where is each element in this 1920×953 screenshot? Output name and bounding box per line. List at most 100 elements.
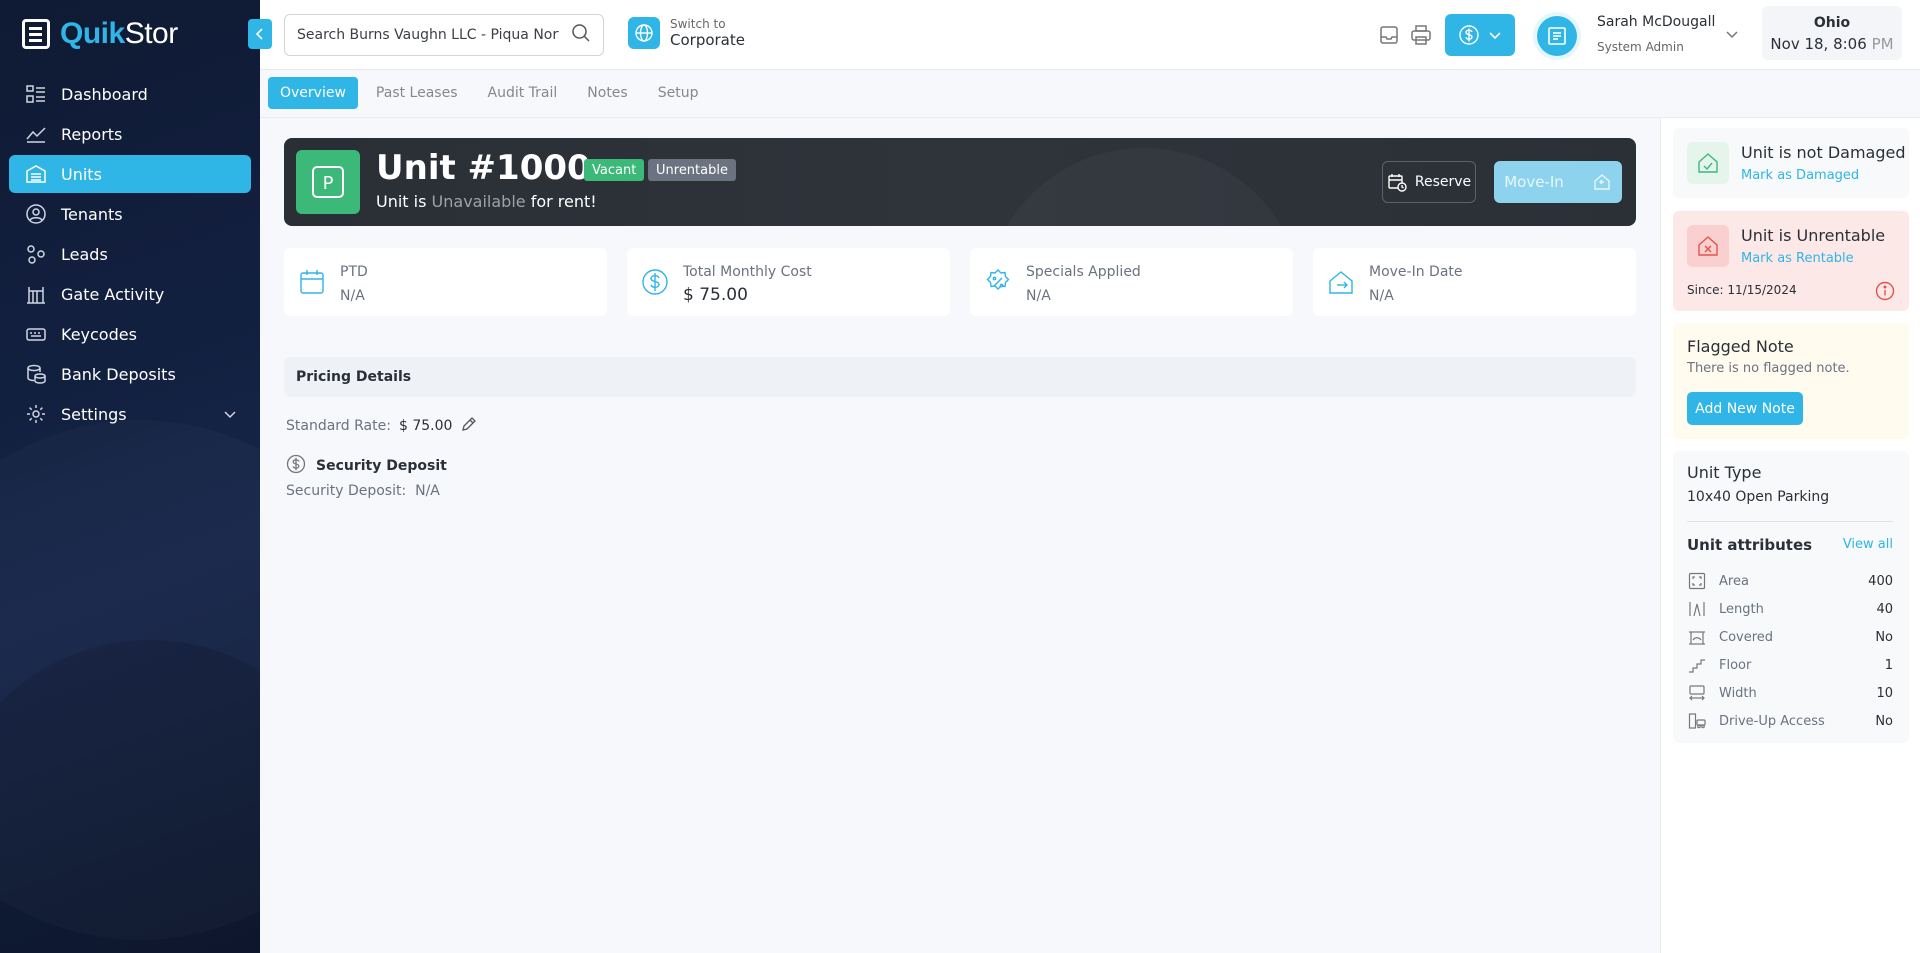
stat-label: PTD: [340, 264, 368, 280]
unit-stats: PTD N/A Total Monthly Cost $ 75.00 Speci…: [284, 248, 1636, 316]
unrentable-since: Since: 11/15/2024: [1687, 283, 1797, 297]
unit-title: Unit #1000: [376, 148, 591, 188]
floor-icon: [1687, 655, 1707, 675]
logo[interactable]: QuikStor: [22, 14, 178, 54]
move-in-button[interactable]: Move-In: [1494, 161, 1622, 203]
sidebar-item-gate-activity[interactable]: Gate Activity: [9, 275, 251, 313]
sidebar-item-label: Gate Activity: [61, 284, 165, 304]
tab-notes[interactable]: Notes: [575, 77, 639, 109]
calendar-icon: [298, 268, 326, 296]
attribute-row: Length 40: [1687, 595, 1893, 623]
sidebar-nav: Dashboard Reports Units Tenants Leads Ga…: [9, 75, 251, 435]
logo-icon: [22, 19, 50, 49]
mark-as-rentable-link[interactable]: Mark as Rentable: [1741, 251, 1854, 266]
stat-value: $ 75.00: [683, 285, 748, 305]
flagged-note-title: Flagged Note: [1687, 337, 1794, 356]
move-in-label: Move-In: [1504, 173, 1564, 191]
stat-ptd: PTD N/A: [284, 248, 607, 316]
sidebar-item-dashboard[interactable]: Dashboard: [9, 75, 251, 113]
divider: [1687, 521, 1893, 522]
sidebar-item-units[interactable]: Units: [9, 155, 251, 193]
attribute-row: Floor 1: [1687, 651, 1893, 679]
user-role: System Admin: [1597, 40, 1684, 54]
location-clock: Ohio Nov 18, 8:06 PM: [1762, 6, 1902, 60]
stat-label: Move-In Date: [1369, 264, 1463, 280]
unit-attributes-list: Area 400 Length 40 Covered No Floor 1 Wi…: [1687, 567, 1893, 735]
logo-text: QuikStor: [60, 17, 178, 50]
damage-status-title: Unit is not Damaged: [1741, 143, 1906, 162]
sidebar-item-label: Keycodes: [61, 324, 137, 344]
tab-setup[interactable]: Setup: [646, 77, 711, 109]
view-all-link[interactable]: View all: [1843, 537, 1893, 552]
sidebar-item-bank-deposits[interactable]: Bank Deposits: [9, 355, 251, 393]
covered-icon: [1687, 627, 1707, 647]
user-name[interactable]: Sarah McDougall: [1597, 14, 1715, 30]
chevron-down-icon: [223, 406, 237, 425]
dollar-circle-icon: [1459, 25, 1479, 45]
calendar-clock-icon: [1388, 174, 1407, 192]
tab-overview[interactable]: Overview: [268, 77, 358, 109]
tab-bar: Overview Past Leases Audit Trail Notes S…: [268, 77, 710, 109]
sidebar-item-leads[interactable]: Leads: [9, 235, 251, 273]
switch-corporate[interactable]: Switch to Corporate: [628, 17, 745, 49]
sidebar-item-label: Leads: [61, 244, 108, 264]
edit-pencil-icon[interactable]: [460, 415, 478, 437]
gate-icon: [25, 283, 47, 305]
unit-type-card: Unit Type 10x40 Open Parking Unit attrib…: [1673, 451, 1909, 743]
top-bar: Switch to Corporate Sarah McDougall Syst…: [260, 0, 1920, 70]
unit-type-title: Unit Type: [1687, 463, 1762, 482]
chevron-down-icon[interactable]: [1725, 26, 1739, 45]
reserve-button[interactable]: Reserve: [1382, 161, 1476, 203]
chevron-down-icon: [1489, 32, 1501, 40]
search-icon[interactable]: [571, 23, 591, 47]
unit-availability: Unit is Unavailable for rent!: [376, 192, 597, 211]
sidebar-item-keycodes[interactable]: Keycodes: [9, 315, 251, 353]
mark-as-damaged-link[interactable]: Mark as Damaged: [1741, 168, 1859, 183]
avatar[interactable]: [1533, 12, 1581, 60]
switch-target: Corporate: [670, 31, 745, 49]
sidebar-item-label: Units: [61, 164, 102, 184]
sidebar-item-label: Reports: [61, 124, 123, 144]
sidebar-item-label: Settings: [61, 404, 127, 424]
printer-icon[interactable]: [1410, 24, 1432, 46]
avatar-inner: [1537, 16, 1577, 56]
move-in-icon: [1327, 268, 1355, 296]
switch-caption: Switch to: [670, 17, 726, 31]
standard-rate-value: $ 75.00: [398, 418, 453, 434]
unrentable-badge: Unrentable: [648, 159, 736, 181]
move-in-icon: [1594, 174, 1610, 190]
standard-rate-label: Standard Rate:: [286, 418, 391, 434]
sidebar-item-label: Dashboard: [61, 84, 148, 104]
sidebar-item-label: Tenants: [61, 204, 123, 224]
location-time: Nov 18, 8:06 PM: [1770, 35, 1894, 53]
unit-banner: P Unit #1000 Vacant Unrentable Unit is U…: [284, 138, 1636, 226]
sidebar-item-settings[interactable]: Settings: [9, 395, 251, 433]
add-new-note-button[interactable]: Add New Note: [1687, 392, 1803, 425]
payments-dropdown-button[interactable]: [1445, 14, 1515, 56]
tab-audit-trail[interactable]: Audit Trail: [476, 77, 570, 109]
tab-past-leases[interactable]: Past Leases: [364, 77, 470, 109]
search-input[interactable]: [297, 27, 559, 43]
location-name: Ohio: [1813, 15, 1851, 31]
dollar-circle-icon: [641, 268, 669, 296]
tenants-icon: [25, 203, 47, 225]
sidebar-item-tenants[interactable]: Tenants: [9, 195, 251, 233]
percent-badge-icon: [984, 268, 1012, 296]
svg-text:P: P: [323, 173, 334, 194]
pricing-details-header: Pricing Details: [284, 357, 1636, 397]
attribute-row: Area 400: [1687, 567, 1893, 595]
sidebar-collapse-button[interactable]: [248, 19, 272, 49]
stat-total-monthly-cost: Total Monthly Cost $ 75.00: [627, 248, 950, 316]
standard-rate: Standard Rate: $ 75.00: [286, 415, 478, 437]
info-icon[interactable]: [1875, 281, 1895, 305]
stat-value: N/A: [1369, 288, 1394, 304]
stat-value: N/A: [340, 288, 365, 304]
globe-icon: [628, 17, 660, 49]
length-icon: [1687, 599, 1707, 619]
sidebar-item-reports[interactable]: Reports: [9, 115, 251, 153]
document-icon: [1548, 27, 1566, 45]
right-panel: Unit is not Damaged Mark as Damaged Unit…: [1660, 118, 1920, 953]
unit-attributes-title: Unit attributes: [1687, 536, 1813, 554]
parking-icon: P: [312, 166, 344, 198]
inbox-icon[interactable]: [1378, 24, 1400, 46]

**Task requirements**:
Write out every line in the records above that contains the string "avatar".

**Full answer**:
avatar[interactable]: [1533, 12, 1581, 60]
avatar-inner: [1537, 16, 1577, 56]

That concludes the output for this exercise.